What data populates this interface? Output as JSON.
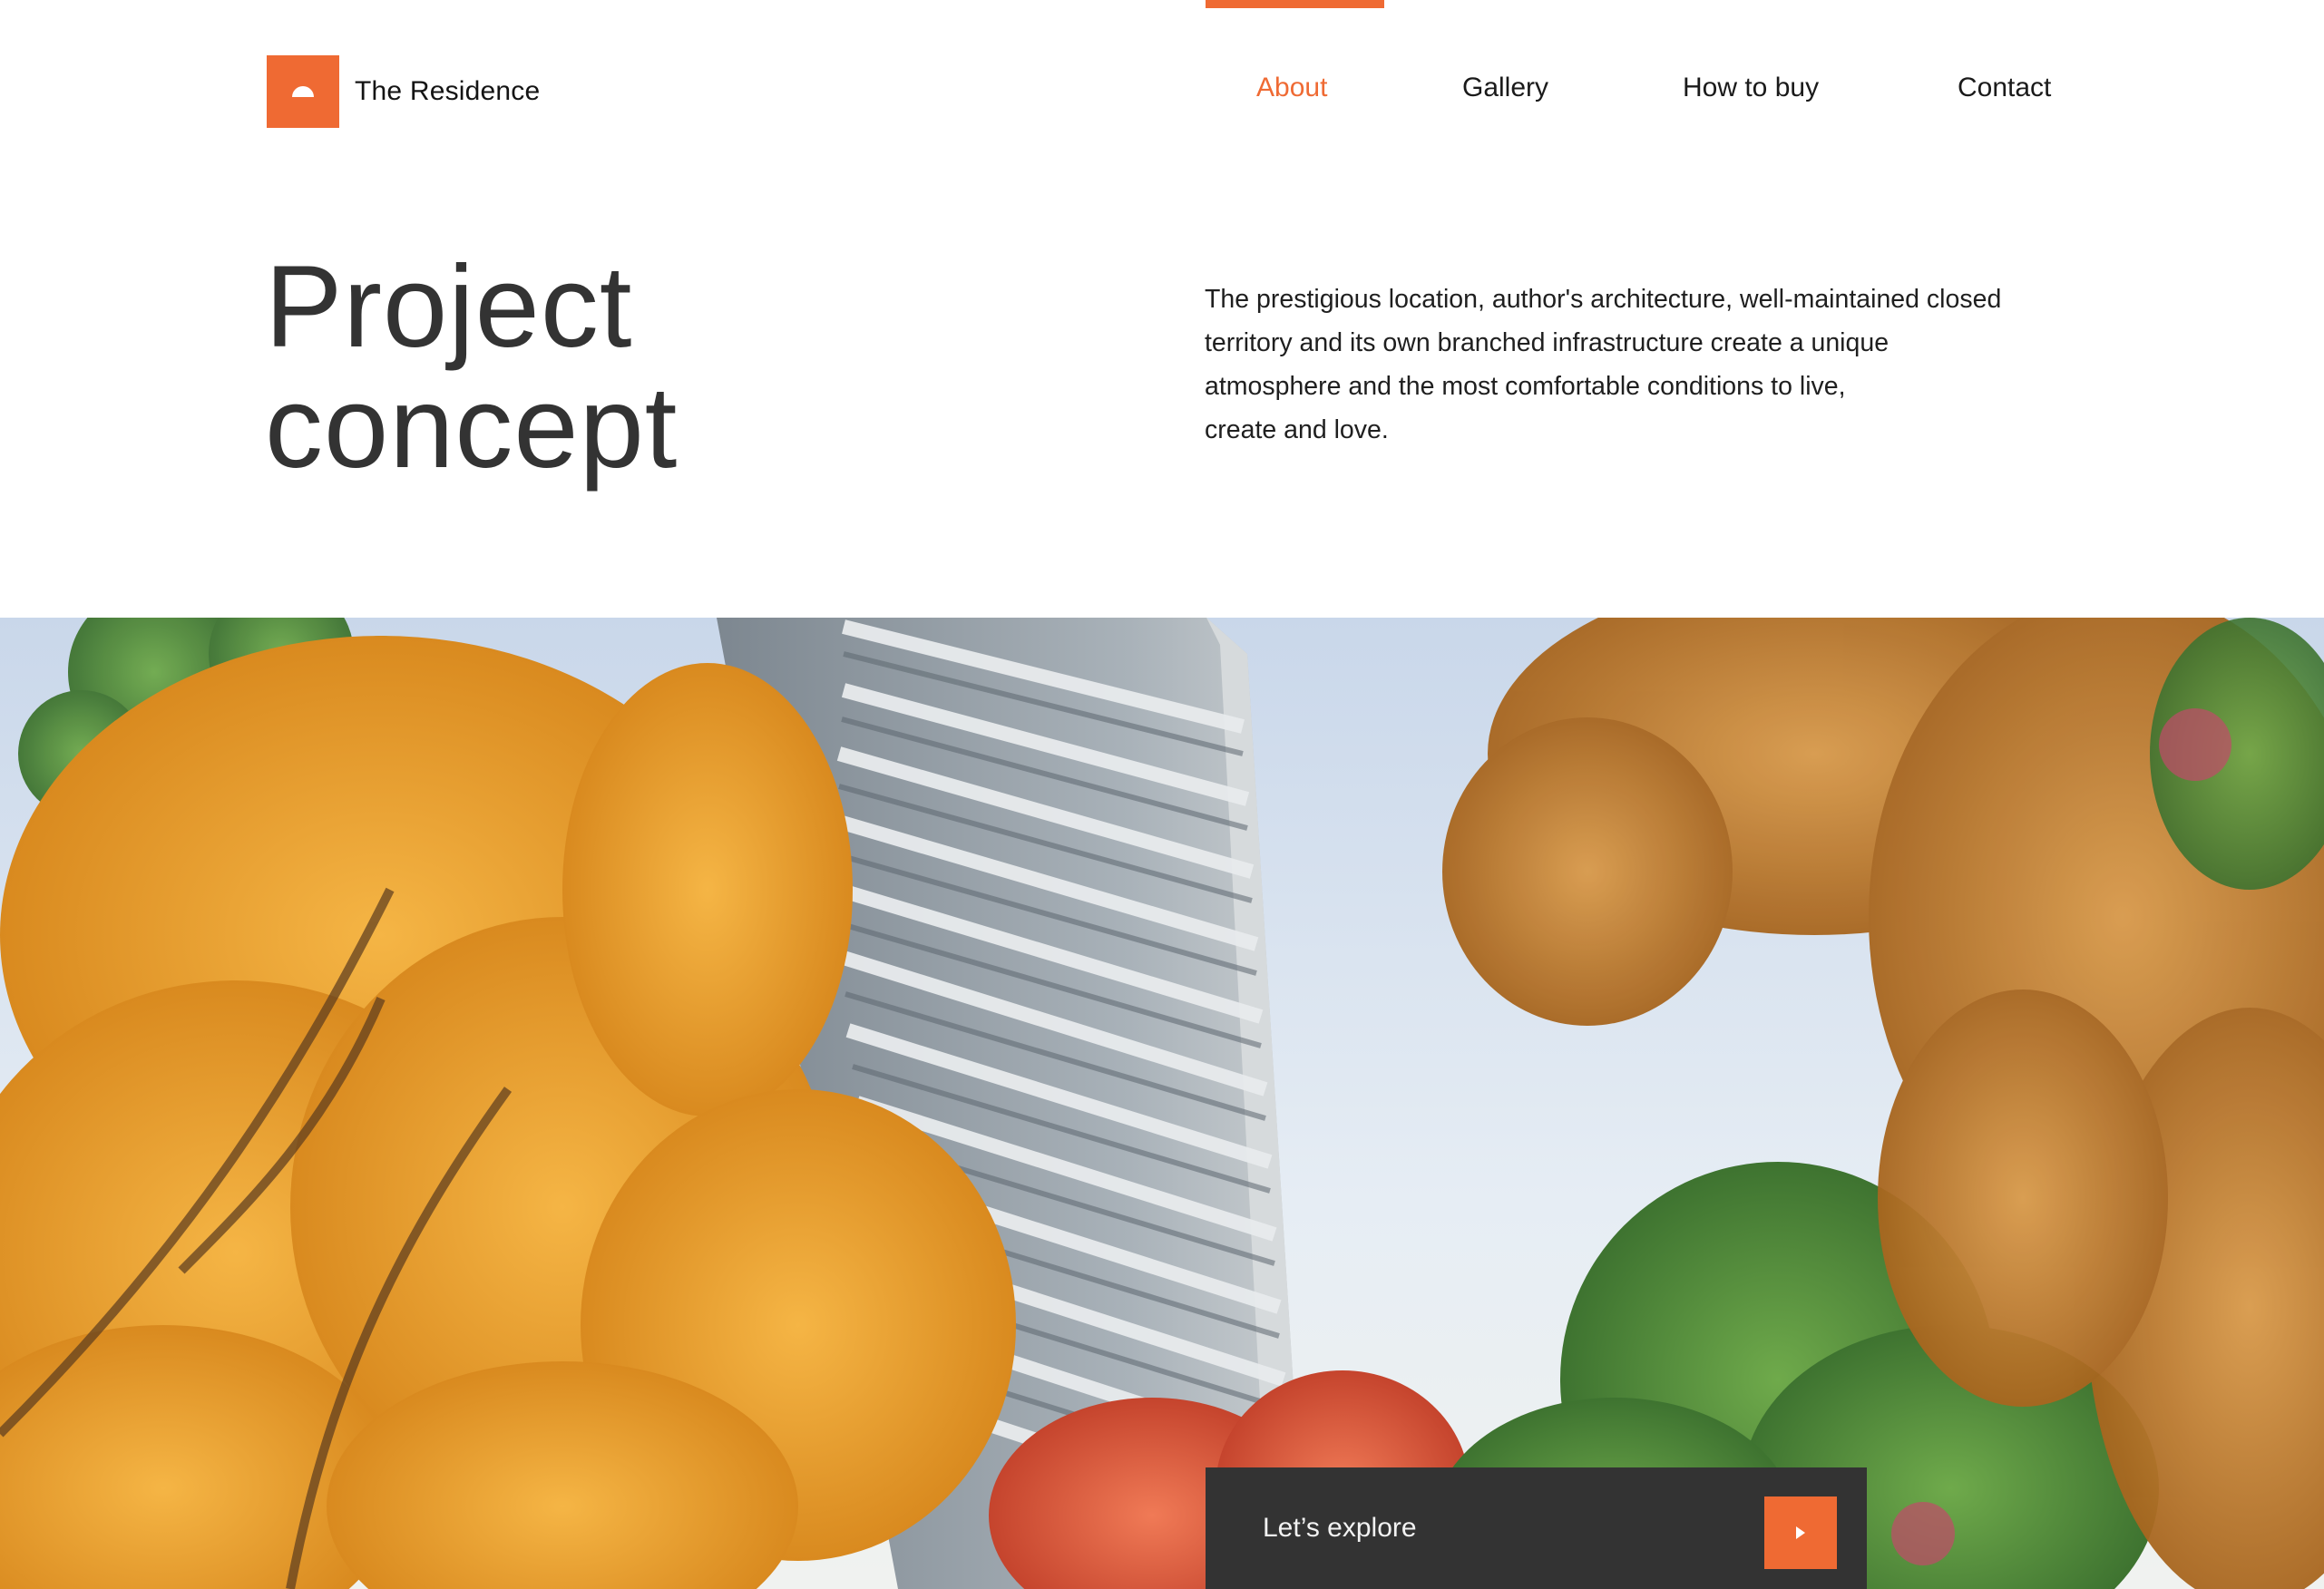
{
  "brand": {
    "name": "The Residence",
    "accent": "#ef6a33",
    "logo_icon": "half-circle-icon"
  },
  "nav": {
    "active": "About",
    "items": [
      {
        "label": "About"
      },
      {
        "label": "Gallery"
      },
      {
        "label": "How to buy"
      },
      {
        "label": "Contact"
      }
    ]
  },
  "hero": {
    "title_line1": "Project",
    "title_line2": "concept",
    "intro_lines": [
      "The prestigious location, author's architecture, well-maintained closed",
      "territory and its own branched infrastructure create a unique",
      "atmosphere and the most comfortable conditions to live,",
      "create and love."
    ]
  },
  "photo": {
    "subject": "residential-tower-among-autumn-trees"
  },
  "cta": {
    "label": "Let’s explore",
    "icon": "play-arrow-icon"
  }
}
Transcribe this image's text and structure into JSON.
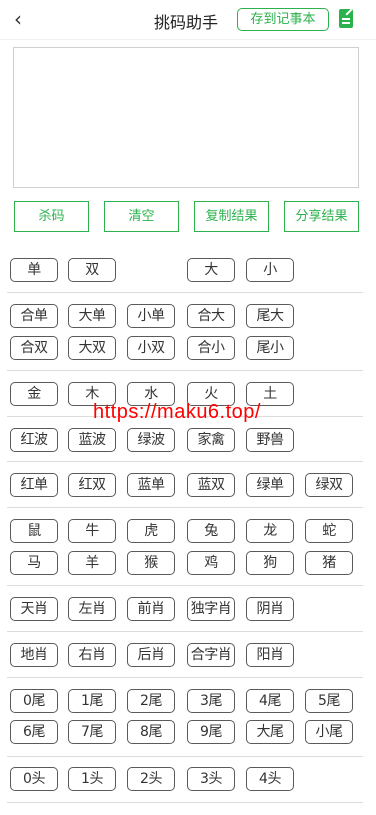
{
  "header": {
    "back_icon": "chevron-left-icon",
    "title": "挑码助手",
    "save_label": "存到记事本",
    "note_icon": "notepad-icon",
    "accent": "#2bb24c"
  },
  "input": {
    "value": ""
  },
  "actions": [
    {
      "id": "kill",
      "label": "杀码"
    },
    {
      "id": "clear",
      "label": "清空"
    },
    {
      "id": "copy",
      "label": "复制结果"
    },
    {
      "id": "share",
      "label": "分享结果"
    }
  ],
  "groups": [
    [
      [
        "单",
        "双",
        null,
        "大",
        "小"
      ]
    ],
    [
      [
        "合单",
        "大单",
        "小单",
        "合大",
        "尾大"
      ],
      [
        "合双",
        "大双",
        "小双",
        "合小",
        "尾小"
      ]
    ],
    [
      [
        "金",
        "木",
        "水",
        "火",
        "土"
      ]
    ],
    [
      [
        "红波",
        "蓝波",
        "绿波",
        "家禽",
        "野兽"
      ]
    ],
    [
      [
        "红单",
        "红双",
        "蓝单",
        "蓝双",
        "绿单",
        "绿双"
      ]
    ],
    [
      [
        "鼠",
        "牛",
        "虎",
        "兔",
        "龙",
        "蛇"
      ],
      [
        "马",
        "羊",
        "猴",
        "鸡",
        "狗",
        "猪"
      ]
    ],
    [
      [
        "天肖",
        "左肖",
        "前肖",
        "独字肖",
        "阴肖"
      ]
    ],
    [
      [
        "地肖",
        "右肖",
        "后肖",
        "合字肖",
        "阳肖"
      ]
    ],
    [
      [
        "0尾",
        "1尾",
        "2尾",
        "3尾",
        "4尾",
        "5尾"
      ],
      [
        "6尾",
        "7尾",
        "8尾",
        "9尾",
        "大尾",
        "小尾"
      ]
    ],
    [
      [
        "0头",
        "1头",
        "2头",
        "3头",
        "4头"
      ]
    ]
  ],
  "watermark": "https://maku6.top/"
}
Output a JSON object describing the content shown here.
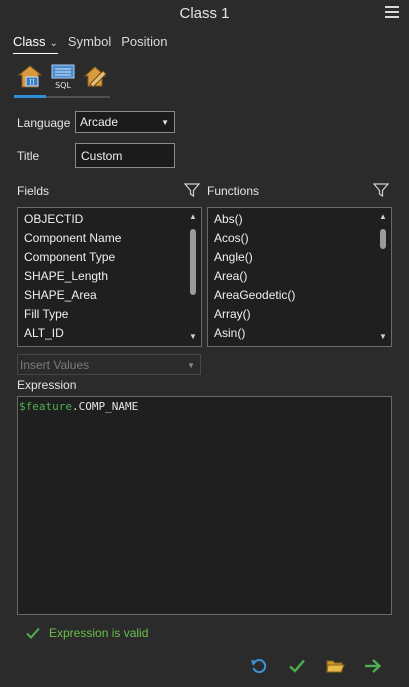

■ What to work on
Locate each line with the word "JSON" and copy it.

■ Reply
What data populates this interface? Output as JSON.
Transcribe this image's text and structure into JSON.
Output a JSON object describing the content shown here.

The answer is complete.